§ BRIEF
Looking at the listing, state how many of its lines contain the string "杂化轨道呈". Write only the number.

§ Extracted data entries
□ □ □ □ □ □ □

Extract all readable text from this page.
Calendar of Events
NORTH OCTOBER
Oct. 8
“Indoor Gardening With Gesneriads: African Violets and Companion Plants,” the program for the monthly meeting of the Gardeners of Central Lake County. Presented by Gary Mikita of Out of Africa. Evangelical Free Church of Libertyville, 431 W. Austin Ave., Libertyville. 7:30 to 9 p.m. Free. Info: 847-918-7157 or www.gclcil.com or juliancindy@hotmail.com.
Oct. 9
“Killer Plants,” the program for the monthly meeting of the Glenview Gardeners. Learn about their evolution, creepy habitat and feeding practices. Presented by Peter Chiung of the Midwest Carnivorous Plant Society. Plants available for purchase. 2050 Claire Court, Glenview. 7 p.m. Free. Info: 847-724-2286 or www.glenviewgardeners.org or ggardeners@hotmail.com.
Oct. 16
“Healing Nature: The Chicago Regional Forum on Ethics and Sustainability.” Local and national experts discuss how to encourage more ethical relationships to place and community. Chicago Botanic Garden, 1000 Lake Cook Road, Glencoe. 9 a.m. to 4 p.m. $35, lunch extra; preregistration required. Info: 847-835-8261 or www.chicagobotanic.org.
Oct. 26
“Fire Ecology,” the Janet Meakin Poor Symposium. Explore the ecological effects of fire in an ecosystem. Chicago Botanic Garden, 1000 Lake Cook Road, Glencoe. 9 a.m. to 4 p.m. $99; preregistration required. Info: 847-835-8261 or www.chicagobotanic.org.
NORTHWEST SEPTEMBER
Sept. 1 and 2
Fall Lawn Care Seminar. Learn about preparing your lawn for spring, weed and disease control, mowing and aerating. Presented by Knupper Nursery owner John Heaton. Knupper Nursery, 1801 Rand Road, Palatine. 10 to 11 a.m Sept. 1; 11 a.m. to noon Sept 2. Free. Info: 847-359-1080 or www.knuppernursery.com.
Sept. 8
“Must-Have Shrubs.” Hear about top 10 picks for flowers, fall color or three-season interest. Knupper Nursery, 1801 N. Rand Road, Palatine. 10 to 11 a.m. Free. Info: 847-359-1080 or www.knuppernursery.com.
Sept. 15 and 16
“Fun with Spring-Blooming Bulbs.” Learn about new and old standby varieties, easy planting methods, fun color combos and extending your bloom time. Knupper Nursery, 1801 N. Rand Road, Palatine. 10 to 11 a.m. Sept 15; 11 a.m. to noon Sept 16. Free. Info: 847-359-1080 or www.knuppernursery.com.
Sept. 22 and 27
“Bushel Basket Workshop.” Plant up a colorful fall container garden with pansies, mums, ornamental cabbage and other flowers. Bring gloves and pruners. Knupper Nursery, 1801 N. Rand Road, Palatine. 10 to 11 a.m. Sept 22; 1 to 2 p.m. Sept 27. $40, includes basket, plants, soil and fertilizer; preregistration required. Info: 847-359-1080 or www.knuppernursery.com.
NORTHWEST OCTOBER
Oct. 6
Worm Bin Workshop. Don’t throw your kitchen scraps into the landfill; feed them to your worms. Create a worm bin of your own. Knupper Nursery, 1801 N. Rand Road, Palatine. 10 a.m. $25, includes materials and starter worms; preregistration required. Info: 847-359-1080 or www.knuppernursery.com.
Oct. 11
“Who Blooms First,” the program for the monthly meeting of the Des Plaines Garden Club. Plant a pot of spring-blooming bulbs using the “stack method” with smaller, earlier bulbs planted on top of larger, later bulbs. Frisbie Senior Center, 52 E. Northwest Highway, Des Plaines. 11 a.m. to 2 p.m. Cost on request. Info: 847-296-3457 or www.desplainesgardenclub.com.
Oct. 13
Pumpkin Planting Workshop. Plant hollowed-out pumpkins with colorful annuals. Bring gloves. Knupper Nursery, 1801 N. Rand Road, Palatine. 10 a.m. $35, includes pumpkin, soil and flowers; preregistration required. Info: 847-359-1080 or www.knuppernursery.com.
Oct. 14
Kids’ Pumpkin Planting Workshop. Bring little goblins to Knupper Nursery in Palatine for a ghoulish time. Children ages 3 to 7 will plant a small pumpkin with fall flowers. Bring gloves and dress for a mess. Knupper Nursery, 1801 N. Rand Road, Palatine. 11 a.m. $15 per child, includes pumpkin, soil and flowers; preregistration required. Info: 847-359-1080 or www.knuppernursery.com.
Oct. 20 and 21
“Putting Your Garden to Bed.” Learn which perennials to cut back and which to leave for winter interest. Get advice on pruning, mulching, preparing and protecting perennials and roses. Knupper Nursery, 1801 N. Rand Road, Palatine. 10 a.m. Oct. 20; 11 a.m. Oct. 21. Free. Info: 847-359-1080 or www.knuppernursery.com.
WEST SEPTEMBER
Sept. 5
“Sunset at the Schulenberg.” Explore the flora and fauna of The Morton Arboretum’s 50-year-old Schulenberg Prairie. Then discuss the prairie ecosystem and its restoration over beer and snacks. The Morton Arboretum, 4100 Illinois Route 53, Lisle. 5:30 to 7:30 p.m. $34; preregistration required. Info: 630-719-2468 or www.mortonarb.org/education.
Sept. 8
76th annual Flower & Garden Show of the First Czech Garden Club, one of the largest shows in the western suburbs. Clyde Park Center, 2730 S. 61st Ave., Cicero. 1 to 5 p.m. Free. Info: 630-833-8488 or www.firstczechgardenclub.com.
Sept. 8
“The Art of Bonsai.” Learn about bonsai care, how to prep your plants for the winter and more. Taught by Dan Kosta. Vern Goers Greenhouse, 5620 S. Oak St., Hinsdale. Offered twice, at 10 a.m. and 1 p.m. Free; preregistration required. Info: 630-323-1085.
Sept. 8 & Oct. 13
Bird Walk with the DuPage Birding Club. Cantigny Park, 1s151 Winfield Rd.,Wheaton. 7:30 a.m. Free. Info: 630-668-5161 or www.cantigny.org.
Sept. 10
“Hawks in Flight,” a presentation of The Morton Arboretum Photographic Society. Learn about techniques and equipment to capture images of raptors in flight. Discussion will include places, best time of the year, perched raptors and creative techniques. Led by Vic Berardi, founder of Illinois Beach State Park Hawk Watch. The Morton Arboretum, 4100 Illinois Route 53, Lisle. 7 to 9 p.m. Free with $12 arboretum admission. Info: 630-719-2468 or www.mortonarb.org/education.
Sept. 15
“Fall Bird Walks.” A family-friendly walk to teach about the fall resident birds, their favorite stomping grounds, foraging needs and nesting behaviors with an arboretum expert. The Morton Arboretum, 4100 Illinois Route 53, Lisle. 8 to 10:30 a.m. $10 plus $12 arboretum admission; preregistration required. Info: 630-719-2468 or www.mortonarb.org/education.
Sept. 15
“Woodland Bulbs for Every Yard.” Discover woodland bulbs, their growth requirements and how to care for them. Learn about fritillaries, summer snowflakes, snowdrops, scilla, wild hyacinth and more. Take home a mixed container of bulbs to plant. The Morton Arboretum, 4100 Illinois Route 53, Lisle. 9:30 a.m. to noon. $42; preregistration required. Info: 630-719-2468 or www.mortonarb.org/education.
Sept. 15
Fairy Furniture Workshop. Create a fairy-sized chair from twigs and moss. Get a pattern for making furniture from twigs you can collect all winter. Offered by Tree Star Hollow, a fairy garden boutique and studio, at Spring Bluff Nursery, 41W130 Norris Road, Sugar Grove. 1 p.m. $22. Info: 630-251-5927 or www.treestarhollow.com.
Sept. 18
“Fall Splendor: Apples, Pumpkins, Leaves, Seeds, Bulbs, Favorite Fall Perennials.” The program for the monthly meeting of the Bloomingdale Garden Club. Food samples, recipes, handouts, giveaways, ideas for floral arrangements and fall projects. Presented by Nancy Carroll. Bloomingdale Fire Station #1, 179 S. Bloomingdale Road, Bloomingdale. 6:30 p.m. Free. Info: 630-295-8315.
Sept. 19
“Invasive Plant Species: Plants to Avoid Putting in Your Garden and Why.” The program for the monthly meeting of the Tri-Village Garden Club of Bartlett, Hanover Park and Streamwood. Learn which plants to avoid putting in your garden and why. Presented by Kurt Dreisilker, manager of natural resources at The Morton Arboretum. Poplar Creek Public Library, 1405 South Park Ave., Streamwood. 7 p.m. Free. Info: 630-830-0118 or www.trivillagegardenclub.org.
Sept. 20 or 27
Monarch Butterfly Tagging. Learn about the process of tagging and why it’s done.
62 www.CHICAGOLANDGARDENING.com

□ □ □ □ □ □ □

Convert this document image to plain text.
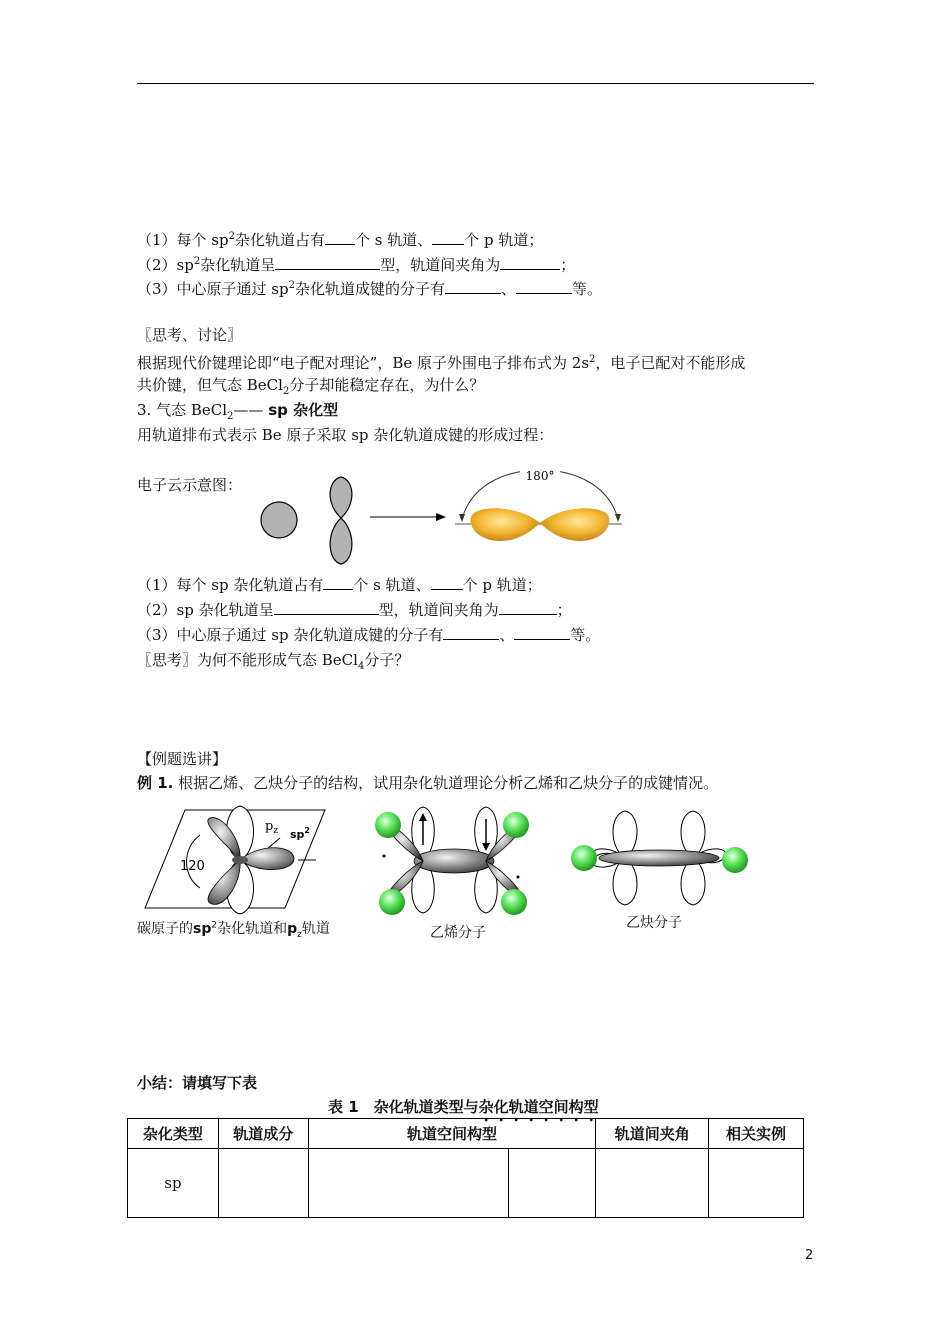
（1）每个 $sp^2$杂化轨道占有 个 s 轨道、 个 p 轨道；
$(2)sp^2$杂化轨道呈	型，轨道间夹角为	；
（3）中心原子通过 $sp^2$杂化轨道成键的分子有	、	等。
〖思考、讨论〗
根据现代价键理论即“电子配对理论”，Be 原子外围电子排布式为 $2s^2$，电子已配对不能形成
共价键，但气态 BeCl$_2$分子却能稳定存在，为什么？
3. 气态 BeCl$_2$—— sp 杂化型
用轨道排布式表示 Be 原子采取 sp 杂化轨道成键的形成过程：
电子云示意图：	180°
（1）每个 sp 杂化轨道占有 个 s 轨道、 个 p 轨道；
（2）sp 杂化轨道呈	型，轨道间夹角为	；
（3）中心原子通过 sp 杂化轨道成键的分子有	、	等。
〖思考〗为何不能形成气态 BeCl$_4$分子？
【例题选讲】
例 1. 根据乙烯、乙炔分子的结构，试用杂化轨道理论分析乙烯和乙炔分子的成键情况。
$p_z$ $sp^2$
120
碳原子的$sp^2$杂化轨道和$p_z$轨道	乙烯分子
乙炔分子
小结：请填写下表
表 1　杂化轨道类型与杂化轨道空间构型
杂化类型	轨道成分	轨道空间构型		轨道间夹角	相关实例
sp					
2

□ □ □ □ □ □ □

§ ANSWER BELOW
2